--- EXERCISE INSTRUCTIONS ---
Make an exact copy of all the records.

Items from a figure collection:

┄┄┄┄┄┄

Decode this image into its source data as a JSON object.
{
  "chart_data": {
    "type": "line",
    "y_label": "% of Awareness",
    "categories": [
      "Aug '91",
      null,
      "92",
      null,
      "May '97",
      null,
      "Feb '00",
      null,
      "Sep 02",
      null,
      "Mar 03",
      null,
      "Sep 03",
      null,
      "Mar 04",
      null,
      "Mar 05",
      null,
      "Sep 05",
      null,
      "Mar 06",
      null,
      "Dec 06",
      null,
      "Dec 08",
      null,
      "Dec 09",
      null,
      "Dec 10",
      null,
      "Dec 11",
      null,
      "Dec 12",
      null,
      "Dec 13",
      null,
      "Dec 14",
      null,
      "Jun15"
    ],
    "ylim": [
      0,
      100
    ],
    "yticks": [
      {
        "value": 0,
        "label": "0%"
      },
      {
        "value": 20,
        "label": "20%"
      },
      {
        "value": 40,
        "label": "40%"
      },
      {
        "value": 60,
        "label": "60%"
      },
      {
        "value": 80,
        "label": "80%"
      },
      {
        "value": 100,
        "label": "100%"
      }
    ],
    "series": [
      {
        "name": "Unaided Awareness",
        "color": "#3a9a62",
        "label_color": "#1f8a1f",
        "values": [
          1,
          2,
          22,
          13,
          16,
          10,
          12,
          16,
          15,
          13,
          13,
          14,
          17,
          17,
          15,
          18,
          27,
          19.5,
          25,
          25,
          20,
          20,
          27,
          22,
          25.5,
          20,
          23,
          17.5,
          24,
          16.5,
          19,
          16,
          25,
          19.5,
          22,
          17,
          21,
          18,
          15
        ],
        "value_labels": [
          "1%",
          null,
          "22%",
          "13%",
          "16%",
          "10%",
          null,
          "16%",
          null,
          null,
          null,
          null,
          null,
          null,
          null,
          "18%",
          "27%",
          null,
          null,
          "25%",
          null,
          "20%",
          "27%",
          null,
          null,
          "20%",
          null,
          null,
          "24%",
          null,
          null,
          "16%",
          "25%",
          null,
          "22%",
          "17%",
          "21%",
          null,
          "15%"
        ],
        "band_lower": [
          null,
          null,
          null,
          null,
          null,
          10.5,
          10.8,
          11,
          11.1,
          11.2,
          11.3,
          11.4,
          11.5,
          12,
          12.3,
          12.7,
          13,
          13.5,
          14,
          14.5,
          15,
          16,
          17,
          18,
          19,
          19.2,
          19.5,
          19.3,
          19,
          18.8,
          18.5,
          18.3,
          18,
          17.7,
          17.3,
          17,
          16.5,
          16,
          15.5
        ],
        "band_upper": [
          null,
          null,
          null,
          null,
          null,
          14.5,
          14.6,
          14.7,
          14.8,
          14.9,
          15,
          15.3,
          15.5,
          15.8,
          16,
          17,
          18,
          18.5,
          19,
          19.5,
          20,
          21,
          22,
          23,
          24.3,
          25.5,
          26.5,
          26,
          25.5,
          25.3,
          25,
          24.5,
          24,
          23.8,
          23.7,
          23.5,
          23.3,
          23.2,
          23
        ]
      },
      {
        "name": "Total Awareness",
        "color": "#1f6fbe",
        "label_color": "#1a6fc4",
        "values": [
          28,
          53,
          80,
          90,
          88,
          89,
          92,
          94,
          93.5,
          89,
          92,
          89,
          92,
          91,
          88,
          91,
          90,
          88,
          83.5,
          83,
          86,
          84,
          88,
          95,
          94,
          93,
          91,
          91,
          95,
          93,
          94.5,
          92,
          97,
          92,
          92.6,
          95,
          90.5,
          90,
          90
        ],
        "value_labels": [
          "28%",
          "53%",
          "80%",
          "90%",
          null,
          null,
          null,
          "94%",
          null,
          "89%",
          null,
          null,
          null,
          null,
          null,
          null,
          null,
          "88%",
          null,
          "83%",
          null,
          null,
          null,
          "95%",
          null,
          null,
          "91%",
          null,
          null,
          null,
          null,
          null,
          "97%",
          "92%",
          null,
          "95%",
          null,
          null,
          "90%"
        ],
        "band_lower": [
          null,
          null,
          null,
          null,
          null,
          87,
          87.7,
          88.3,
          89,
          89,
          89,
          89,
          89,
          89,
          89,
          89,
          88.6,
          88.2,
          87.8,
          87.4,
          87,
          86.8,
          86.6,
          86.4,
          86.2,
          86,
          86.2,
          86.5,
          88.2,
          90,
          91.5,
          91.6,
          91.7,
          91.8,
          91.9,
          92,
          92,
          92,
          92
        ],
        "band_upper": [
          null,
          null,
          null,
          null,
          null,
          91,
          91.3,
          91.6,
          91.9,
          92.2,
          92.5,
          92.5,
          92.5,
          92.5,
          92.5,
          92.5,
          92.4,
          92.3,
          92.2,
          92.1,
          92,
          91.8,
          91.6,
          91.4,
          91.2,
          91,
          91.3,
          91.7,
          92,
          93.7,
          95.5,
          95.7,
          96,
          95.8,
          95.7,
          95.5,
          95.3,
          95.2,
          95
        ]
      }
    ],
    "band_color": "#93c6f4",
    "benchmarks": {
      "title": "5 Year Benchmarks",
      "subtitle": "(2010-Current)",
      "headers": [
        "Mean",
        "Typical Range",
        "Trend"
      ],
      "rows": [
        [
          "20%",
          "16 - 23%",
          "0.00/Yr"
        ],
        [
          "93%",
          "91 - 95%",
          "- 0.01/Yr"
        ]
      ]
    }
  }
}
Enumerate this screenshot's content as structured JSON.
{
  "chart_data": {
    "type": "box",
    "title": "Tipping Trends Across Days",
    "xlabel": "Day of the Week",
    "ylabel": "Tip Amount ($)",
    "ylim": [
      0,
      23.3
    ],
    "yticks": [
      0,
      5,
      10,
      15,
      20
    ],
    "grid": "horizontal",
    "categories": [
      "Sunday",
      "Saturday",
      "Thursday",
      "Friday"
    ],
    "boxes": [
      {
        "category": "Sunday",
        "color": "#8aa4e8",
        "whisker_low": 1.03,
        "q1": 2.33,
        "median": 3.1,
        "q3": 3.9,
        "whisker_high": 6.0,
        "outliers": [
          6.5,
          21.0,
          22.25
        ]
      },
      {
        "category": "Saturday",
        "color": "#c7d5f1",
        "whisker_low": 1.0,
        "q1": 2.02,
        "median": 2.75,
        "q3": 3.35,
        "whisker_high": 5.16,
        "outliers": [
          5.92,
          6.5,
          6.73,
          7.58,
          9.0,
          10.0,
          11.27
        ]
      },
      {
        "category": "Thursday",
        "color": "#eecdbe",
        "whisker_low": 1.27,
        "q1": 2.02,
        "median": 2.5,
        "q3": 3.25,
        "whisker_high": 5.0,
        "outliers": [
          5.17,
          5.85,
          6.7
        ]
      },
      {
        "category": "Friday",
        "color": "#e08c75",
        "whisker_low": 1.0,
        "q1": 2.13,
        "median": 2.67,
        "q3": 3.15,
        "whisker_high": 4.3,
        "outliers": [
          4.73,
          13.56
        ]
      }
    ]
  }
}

┄┄┄┄┄┄

--- RESULT ---
Decode this image into its source data as a JSON object.
{
  "chart_data": {
    "type": "line",
    "y_label": "% of Awareness",
    "categories": [
      "Aug '91",
      null,
      "92",
      null,
      "May '97",
      null,
      "Feb '00",
      null,
      "Sep 02",
      null,
      "Mar 03",
      null,
      "Sep 03",
      null,
      "Mar 04",
      null,
      "Mar 05",
      null,
      "Sep 05",
      null,
      "Mar 06",
      null,
      "Dec 06",
      null,
      "Dec 08",
      null,
      "Dec 09",
      null,
      "Dec 10",
      null,
      "Dec 11",
      null,
      "Dec 12",
      null,
      "Dec 13",
      null,
      "Dec 14",
      null,
      "Jun15"
    ],
    "ylim": [
      0,
      100
    ],
    "yticks": [
      {
        "value": 0,
        "label": "0%"
      },
      {
        "value": 20,
        "label": "20%"
      },
      {
        "value": 40,
        "label": "40%"
      },
      {
        "value": 60,
        "label": "60%"
      },
      {
        "value": 80,
        "label": "80%"
      },
      {
        "value": 100,
        "label": "100%"
      }
    ],
    "series": [
      {
        "name": "Unaided Awareness",
        "color": "#3a9a62",
        "label_color": "#1f8a1f",
        "values": [
          1,
          2,
          22,
          13,
          16,
          10,
          12,
          16,
          15,
          13,
          13,
          14,
          17,
          17,
          15,
          18,
          27,
          19.5,
          25,
          25,
          20,
          20,
          27,
          22,
          25.5,
          20,
          23,
          17.5,
          24,
          16.5,
          19,
          16,
          25,
          19.5,
          22,
          17,
          21,
          18,
          15
        ],
        "value_labels": [
          "1%",
          null,
          "22%",
          "13%",
          "16%",
          "10%",
          null,
          "16%",
          null,
          null,
          null,
          null,
          null,
          null,
          null,
          "18%",
          "27%",
          null,
          null,
          "25%",
          null,
          "20%",
          "27%",
          null,
          null,
          "20%",
          null,
          null,
          "24%",
          null,
          null,
          "16%",
          "25%",
          null,
          "22%",
          "17%",
          "21%",
          null,
          "15%"
        ],
        "band_lower": [
          null,
          null,
          null,
          null,
          null,
          10.5,
          10.8,
          11,
          11.1,
          11.2,
          11.3,
          11.4,
          11.5,
          12,
          12.3,
          12.7,
          13,
          13.5,
          14,
          14.5,
          15,
          16,
          17,
          18,
          19,
          19.2,
          19.5,
          19.3,
          19,
          18.8,
          18.5,
          18.3,
          18,
          17.7,
          17.3,
          17,
          16.5,
          16,
          15.5
        ],
        "band_upper": [
          null,
          null,
          null,
          null,
          null,
          14.5,
          14.6,
          14.7,
          14.8,
          14.9,
          15,
          15.3,
          15.5,
          15.8,
          16,
          17,
          18,
          18.5,
          19,
          19.5,
          20,
          21,
          22,
          23,
          24.3,
          25.5,
          26.5,
          26,
          25.5,
          25.3,
          25,
          24.5,
          24,
          23.8,
          23.7,
          23.5,
          23.3,
          23.2,
          23
        ]
      },
      {
        "name": "Total Awareness",
        "color": "#1f6fbe",
        "label_color": "#1a6fc4",
        "values": [
          28,
          53,
          80,
          90,
          88,
          89,
          92,
          94,
          93.5,
          89,
          92,
          89,
          92,
          91,
          88,
          91,
          90,
          88,
          83.5,
          83,
          86,
          84,
          88,
          95,
          94,
          93,
          91,
          91,
          95,
          93,
          94.5,
          92,
          97,
          92,
          92.6,
          95,
          90.5,
          90,
          90
        ],
        "value_labels": [
          "28%",
          "53%",
          "80%",
          "90%",
          null,
          null,
          null,
          "94%",
          null,
          "89%",
          null,
          null,
          null,
          null,
          null,
          null,
          null,
          "88%",
          null,
          "83%",
          null,
          null,
          null,
          "95%",
          null,
          null,
          "91%",
          null,
          null,
          null,
          null,
          null,
          "97%",
          "92%",
          null,
          "95%",
          null,
          null,
          "90%"
        ],
        "band_lower": [
          null,
          null,
          null,
          null,
          null,
          87,
          87.7,
          88.3,
          89,
          89,
          89,
          89,
          89,
          89,
          89,
          89,
          88.6,
          88.2,
          87.8,
          87.4,
          87,
          86.8,
          86.6,
          86.4,
          86.2,
          86,
          86.2,
          86.5,
          88.2,
          90,
          91.5,
          91.6,
          91.7,
          91.8,
          91.9,
          92,
          92,
          92,
          92
        ],
        "band_upper": [
          null,
          null,
          null,
          null,
          null,
          91,
          91.3,
          91.6,
          91.9,
          92.2,
          92.5,
          92.5,
          92.5,
          92.5,
          92.5,
          92.5,
          92.4,
          92.3,
          92.2,
          92.1,
          92,
          91.8,
          91.6,
          91.4,
          91.2,
          91,
          91.3,
          91.7,
          92,
          93.7,
          95.5,
          95.7,
          96,
          95.8,
          95.7,
          95.5,
          95.3,
          95.2,
          95
        ]
      }
    ],
    "band_color": "#93c6f4",
    "benchmarks": {
      "title": "5 Year Benchmarks",
      "subtitle": "(2010-Current)",
      "headers": [
        "Mean",
        "Typical Range",
        "Trend"
      ],
      "rows": [
        [
          "20%",
          "16 - 23%",
          "0.00/Yr"
        ],
        [
          "93%",
          "91 - 95%",
          "- 0.01/Yr"
        ]
      ]
    }
  }
}
Enumerate this screenshot's content as structured JSON.
{
  "chart_data": {
    "type": "box",
    "title": "Tipping Trends Across Days",
    "xlabel": "Day of the Week",
    "ylabel": "Tip Amount ($)",
    "ylim": [
      0,
      23.3
    ],
    "yticks": [
      0,
      5,
      10,
      15,
      20
    ],
    "grid": "horizontal",
    "categories": [
      "Sunday",
      "Saturday",
      "Thursday",
      "Friday"
    ],
    "boxes": [
      {
        "category": "Sunday",
        "color": "#8aa4e8",
        "whisker_low": 1.03,
        "q1": 2.33,
        "median": 3.1,
        "q3": 3.9,
        "whisker_high": 6.0,
        "outliers": [
          6.5,
          21.0,
          22.25
        ]
      },
      {
        "category": "Saturday",
        "color": "#c7d5f1",
        "whisker_low": 1.0,
        "q1": 2.02,
        "median": 2.75,
        "q3": 3.35,
        "whisker_high": 5.16,
        "outliers": [
          5.92,
          6.5,
          6.73,
          7.58,
          9.0,
          10.0,
          11.27
        ]
      },
      {
        "category": "Thursday",
        "color": "#eecdbe",
        "whisker_low": 1.27,
        "q1": 2.02,
        "median": 2.5,
        "q3": 3.25,
        "whisker_high": 5.0,
        "outliers": [
          5.17,
          5.85,
          6.7
        ]
      },
      {
        "category": "Friday",
        "color": "#e08c75",
        "whisker_low": 1.0,
        "q1": 2.13,
        "median": 2.67,
        "q3": 3.15,
        "whisker_high": 4.3,
        "outliers": [
          4.73,
          13.56
        ]
      }
    ]
  }
}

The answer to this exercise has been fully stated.